**Task prompt**.
Copy all the entries below exactly, but not the pictures.

**Material for this task**.
:::

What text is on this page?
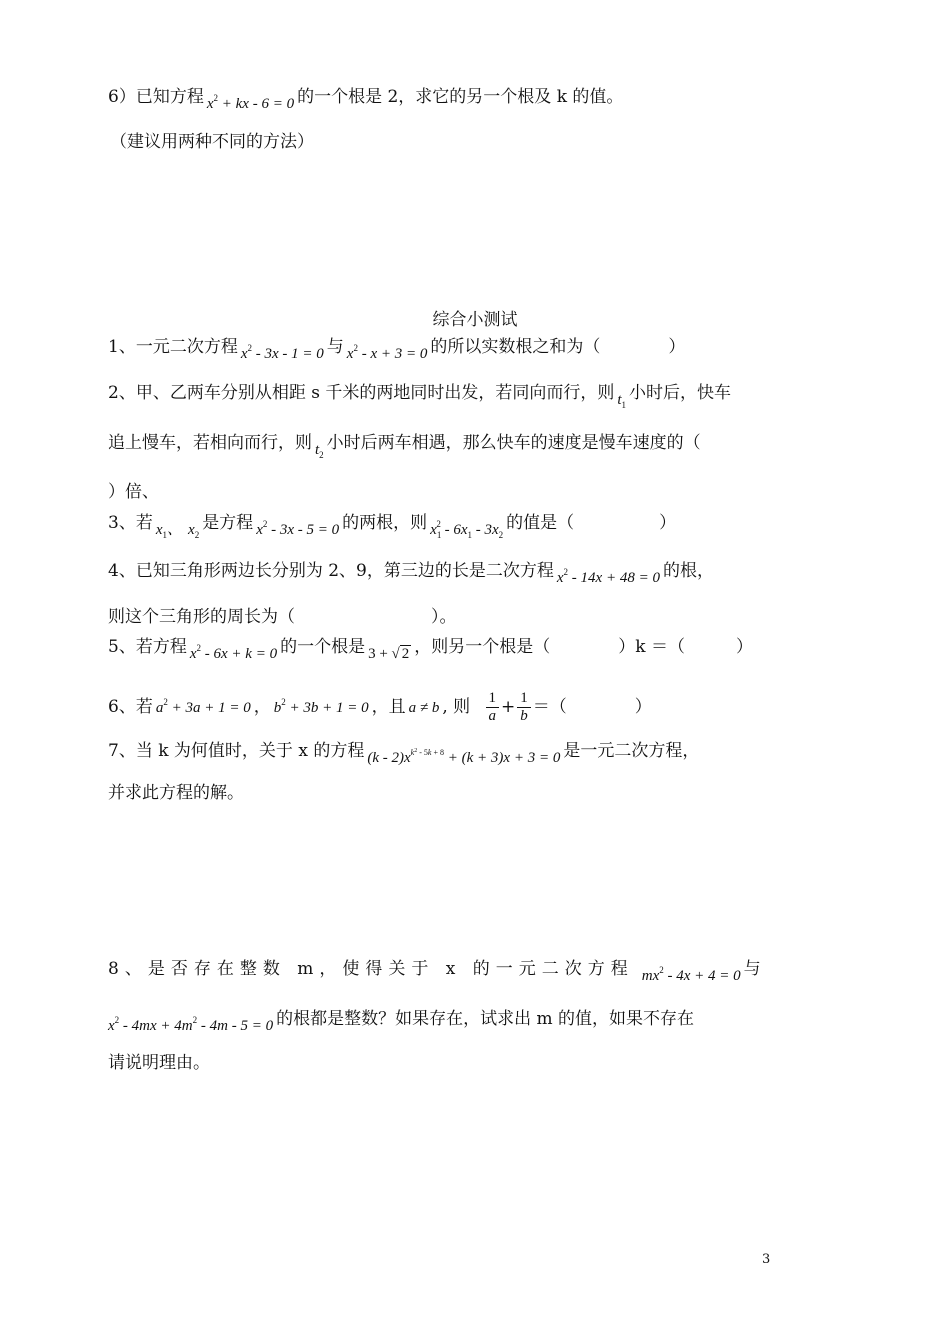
6）已知方程 $x^2$ + kx - 6 = 0 的一个根是 2，求它的另一个根及 k 的值。
（建议用两种不同的方法）
综合小测试
1、一元二次方程 $x^2 - 3x - 1 = 0$ 与 $x^2 - x + 3 = 0$ 的所以实数根之和为（　　　　）
2、甲、乙两车分别从相距 s 千米的两地同时出发，若同向而行，则 $t_1$小时后，快车
追上慢车，若相向而行，则 $t_2$小时后两车相遇，那么快车的速度是慢车速度的（
）倍、
3、若 $x_1$、 $x_2$是方程 $x^2 - 3x - 5 = 0$ 的两根，则 $x_1^2 - 6x_1 - 3x_2$的值是（　　　　　）
4、已知三角形两边长分别为 2、9，第三边的长是二次方程 $x^2 - 14x + 48 = 0$ 的根，
则这个三角形的周长为（　　　　　　　　）。
5、若方程 $x^2 - 6x + k = 0$ 的一个根是 3 + √ 2 ，则另一个根是（　　　　）k ＝（　　　）
6、若 $a^2 + 3a + 1 = 0$ ， $b^2 + 3b + 1 = 0$ ，且 a ≠ b , 则 $\frac{1}{a} + \frac{1}{b}$ ＝（　　　　）
7、当 k 为何值时，关于 x 的方程 $(k - 2)x^{k^2 - 5k + 8} + (k + 3)x + 3 = 0$ 是一元二次方程，
并求此方程的解。
8、是否存在整数 m，使得关于 x 的一元二次方程 $mx^2 - 4x + 4 = 0$ 与
$x^2 - 4mx + 4m^2 - 4m - 5 = 0$ 的根都是整数？如果存在，试求出 m 的值，如果不存在
请说明理由。
3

:::

**Written response**.
What text is on this page?
6）已知方程 $x^2$ + kx - 6 = 0 的一个根是 2，求它的另一个根及 k 的值。
（建议用两种不同的方法）
综合小测试
1、一元二次方程 $x^2 - 3x - 1 = 0$ 与 $x^2 - x + 3 = 0$ 的所以实数根之和为（　　　　）
2、甲、乙两车分别从相距 s 千米的两地同时出发，若同向而行，则 $t_1$小时后，快车
追上慢车，若相向而行，则 $t_2$小时后两车相遇，那么快车的速度是慢车速度的（
）倍、
3、若 $x_1$、 $x_2$是方程 $x^2 - 3x - 5 = 0$ 的两根，则 $x_1^2 - 6x_1 - 3x_2$的值是（　　　　　）
4、已知三角形两边长分别为 2、9，第三边的长是二次方程 $x^2 - 14x + 48 = 0$ 的根，
则这个三角形的周长为（　　　　　　　　）。
5、若方程 $x^2 - 6x + k = 0$ 的一个根是 3 + √ 2 ，则另一个根是（　　　　）k ＝（　　　）
6、若 $a^2 + 3a + 1 = 0$ ， $b^2 + 3b + 1 = 0$ ，且 a ≠ b , 则 $\frac{1}{a} + \frac{1}{b}$ ＝（　　　　）
7、当 k 为何值时，关于 x 的方程 $(k - 2)x^{k^2 - 5k + 8} + (k + 3)x + 3 = 0$ 是一元二次方程，
并求此方程的解。
8、是否存在整数 m，使得关于 x 的一元二次方程 $mx^2 - 4x + 4 = 0$ 与
$x^2 - 4mx + 4m^2 - 4m - 5 = 0$ 的根都是整数？如果存在，试求出 m 的值，如果不存在
请说明理由。
3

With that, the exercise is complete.